> _Records contained in a dataset_:
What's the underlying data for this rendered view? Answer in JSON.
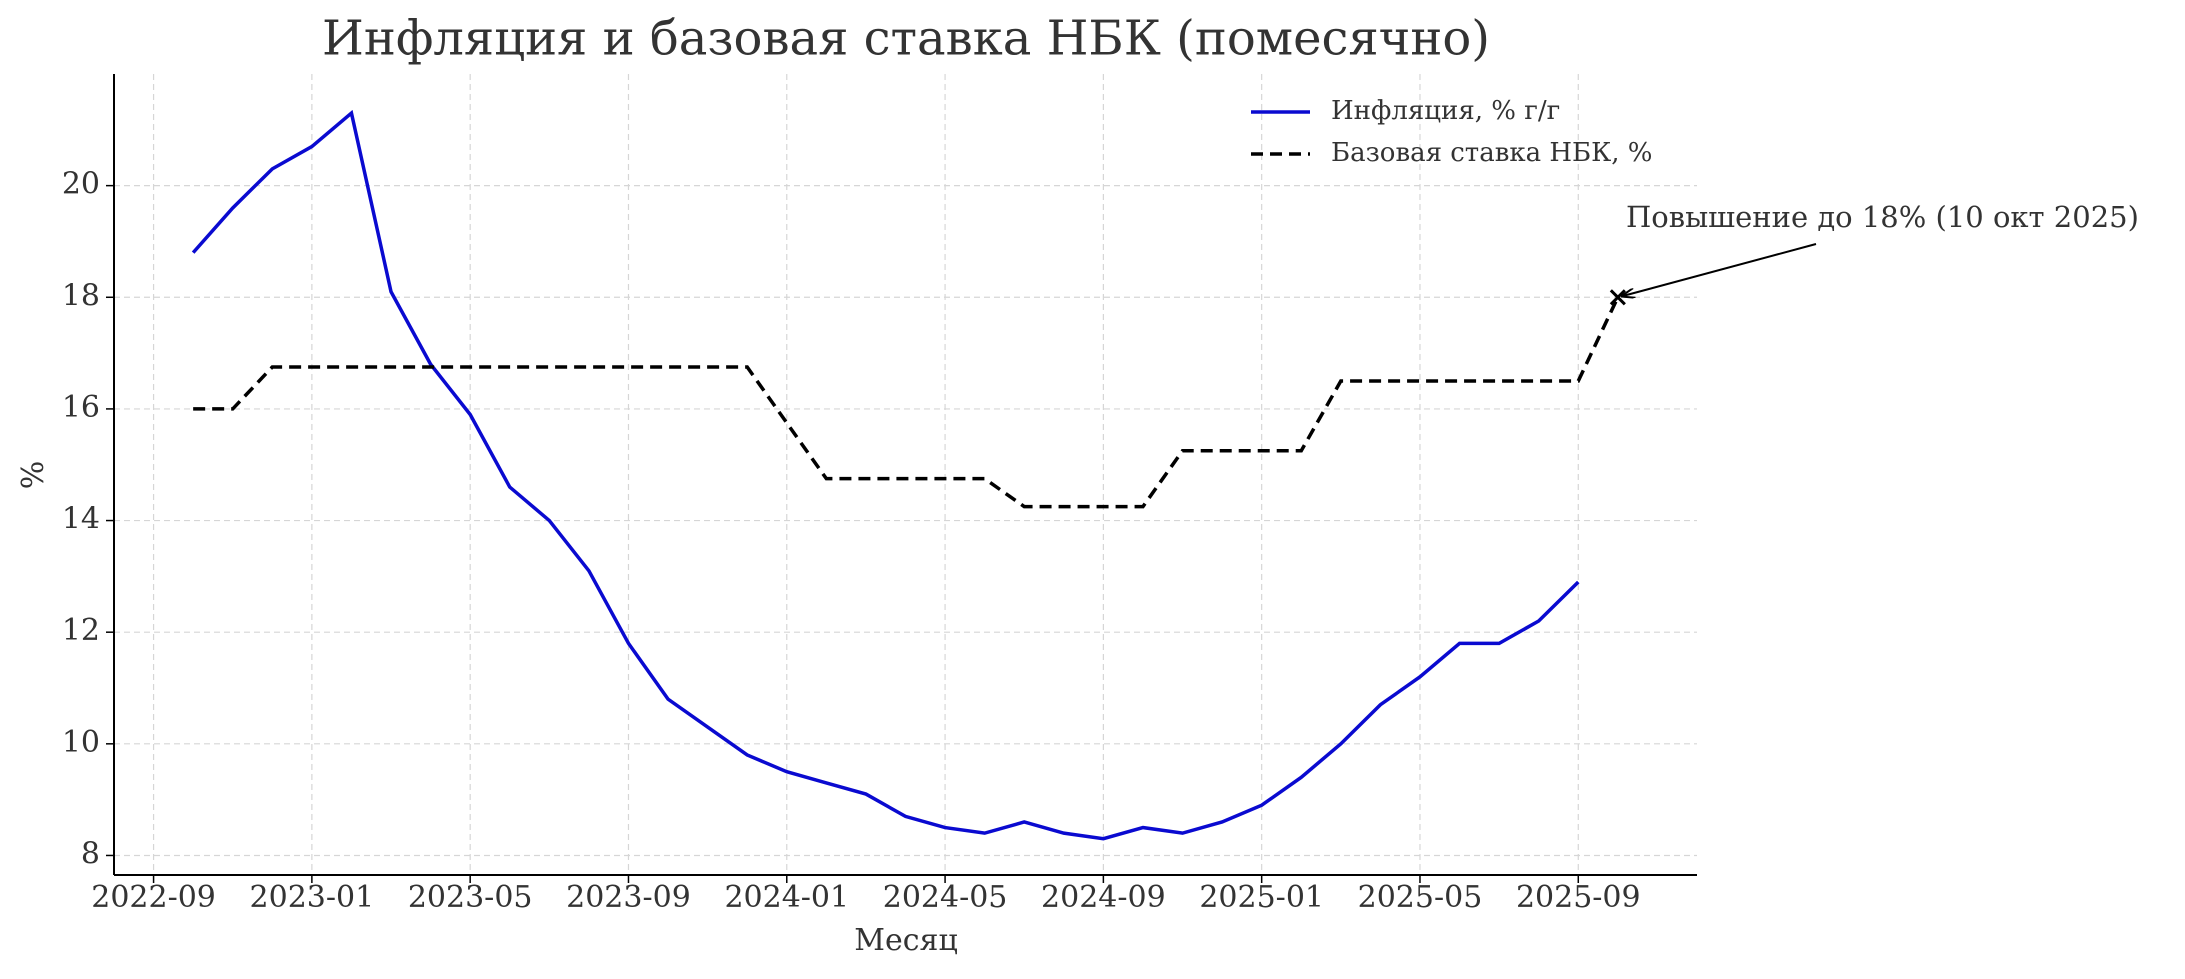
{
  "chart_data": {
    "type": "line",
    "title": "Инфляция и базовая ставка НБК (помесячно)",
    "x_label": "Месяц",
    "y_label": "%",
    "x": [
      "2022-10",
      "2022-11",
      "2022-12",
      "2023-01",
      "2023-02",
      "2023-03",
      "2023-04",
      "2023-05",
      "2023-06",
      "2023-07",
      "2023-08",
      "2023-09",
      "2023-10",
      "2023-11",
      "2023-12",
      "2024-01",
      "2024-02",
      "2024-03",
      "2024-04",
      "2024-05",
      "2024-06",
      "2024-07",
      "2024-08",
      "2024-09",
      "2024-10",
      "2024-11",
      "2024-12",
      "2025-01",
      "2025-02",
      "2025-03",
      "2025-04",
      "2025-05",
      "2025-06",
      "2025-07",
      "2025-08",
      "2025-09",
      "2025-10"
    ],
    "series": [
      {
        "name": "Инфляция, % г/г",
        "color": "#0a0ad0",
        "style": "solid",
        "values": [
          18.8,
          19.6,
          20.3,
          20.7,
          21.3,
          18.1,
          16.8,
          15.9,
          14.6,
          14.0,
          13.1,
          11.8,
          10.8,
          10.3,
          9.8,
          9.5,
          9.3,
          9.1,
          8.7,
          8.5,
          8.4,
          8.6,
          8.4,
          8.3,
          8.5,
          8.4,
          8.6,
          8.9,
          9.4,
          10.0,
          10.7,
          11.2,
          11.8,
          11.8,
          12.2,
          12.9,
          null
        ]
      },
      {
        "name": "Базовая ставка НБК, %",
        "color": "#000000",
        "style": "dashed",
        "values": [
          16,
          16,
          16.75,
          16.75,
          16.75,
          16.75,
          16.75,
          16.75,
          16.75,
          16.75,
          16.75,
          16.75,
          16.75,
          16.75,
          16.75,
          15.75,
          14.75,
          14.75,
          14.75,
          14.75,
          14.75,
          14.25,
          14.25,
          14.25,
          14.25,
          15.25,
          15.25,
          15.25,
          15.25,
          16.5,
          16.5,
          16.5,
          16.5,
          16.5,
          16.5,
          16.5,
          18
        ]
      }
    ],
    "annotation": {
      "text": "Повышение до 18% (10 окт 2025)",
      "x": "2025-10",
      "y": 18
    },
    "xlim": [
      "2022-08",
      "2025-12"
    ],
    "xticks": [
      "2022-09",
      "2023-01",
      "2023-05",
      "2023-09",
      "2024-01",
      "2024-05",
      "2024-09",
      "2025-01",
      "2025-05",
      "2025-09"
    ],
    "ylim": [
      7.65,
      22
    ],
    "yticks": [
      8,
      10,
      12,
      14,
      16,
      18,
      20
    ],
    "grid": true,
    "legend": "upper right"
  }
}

> _TASK TO CARRY OUT_: List each line in the listing that contains the string "Инфляция".

> _FINAL RESULT_:
    "title": "Инфляция и базовая ставка НБК (помесячно)",
        "name": "Инфляция, % г/г",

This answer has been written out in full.